■ WHAT YOU ARE ASKED TO DO ■
Lines that hold the word "здатність" should be located and copied.

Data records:
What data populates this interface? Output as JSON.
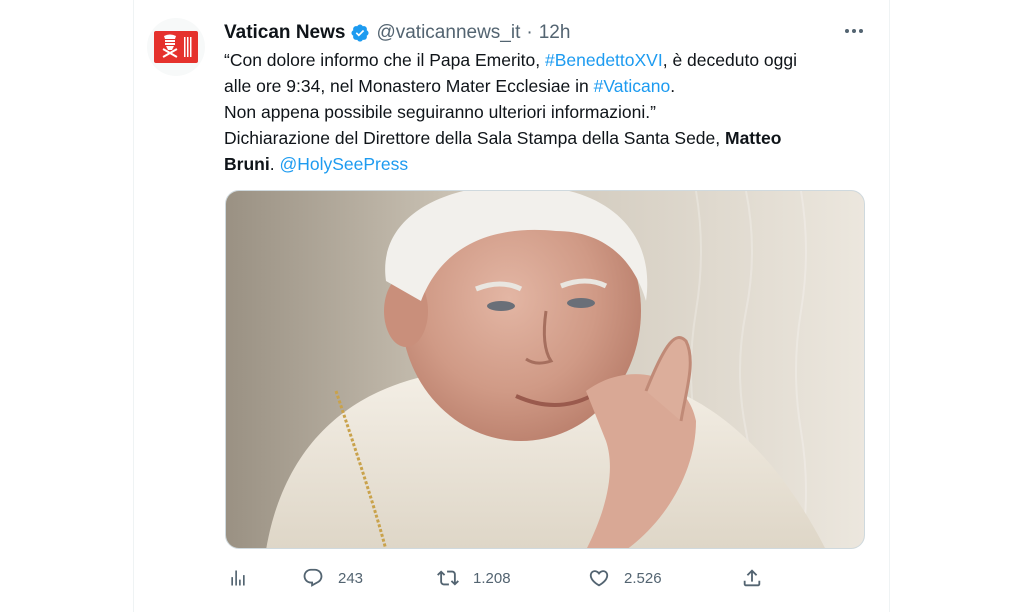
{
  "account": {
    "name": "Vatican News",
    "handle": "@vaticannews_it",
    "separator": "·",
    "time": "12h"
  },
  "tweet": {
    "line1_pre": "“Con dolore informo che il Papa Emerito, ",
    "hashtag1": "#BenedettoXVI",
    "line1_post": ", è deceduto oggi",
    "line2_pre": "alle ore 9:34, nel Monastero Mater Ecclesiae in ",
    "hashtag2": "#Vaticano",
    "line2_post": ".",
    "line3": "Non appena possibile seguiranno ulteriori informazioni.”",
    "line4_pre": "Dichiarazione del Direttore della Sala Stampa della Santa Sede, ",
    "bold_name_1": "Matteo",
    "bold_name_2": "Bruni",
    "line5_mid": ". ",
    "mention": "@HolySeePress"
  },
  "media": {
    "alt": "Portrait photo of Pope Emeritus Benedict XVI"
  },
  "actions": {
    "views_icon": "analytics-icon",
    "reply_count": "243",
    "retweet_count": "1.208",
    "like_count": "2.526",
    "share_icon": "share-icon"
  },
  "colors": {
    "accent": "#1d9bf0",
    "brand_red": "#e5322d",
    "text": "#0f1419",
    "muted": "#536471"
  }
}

==

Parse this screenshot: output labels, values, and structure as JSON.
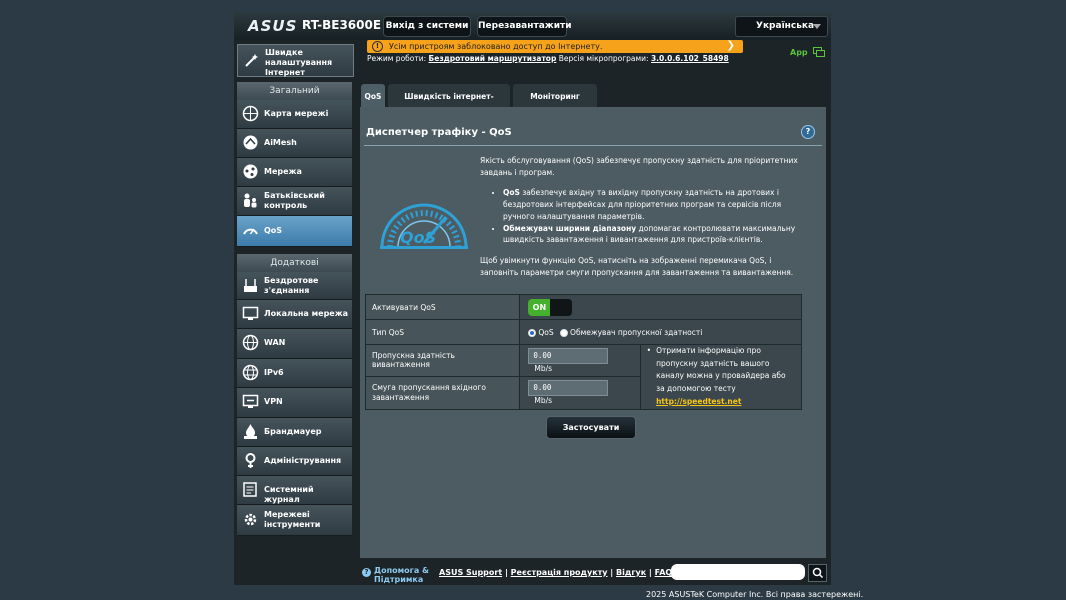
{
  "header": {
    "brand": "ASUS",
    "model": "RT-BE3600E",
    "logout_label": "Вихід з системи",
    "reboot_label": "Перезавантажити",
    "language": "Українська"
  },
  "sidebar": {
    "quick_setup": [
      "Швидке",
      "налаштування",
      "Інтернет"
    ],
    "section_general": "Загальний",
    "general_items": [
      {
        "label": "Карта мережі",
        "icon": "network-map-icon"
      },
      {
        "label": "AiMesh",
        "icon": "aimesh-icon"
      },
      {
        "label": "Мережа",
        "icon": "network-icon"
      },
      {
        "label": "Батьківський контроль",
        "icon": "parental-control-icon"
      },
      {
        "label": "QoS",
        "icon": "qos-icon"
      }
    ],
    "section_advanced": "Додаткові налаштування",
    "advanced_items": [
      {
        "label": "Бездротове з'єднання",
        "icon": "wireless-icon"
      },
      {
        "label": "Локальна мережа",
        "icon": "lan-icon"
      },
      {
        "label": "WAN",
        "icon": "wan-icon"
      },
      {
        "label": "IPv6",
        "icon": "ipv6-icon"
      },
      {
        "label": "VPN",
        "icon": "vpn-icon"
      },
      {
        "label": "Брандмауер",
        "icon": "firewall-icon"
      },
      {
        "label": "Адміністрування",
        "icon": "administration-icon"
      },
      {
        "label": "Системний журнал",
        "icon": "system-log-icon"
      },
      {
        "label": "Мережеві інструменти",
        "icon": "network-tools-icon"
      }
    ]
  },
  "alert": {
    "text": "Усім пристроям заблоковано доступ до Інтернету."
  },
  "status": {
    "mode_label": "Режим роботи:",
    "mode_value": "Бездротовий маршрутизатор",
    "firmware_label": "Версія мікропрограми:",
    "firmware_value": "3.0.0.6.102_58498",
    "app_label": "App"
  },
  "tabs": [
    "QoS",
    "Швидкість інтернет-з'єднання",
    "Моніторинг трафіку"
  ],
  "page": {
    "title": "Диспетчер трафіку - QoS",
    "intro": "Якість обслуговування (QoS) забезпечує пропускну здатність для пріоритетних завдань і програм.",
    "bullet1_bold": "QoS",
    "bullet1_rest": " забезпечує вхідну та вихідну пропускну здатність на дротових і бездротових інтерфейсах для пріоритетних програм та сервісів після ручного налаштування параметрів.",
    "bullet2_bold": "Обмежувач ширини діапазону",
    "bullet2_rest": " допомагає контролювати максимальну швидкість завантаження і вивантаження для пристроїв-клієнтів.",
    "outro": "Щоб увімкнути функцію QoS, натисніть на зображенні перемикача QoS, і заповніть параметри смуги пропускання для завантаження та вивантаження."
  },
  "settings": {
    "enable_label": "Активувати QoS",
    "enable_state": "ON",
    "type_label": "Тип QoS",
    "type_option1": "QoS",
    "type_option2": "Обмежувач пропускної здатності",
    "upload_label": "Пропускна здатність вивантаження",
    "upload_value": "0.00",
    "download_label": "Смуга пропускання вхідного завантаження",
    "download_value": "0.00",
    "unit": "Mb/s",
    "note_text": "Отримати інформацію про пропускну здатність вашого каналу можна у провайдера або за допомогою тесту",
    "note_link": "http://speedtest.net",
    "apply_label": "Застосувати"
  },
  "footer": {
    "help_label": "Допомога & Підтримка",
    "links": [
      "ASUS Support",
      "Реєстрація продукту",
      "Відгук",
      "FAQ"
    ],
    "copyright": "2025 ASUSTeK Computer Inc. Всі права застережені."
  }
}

■ RESPONSE ■
    "intro": "Якість обслуговування (QoS) забезпечує пропускну здатність для пріоритетних завдань і програм.",
    "bullet1_rest": " забезпечує вхідну та вихідну пропускну здатність на дротових і бездротових інтерфейсах для пріоритетних програм та сервісів після ручного налаштування параметрів.",
    "upload_label": "Пропускна здатність вивантаження",
    "note_text": "Отримати інформацію про пропускну здатність вашого каналу можна у провайдера або за допомогою тесту",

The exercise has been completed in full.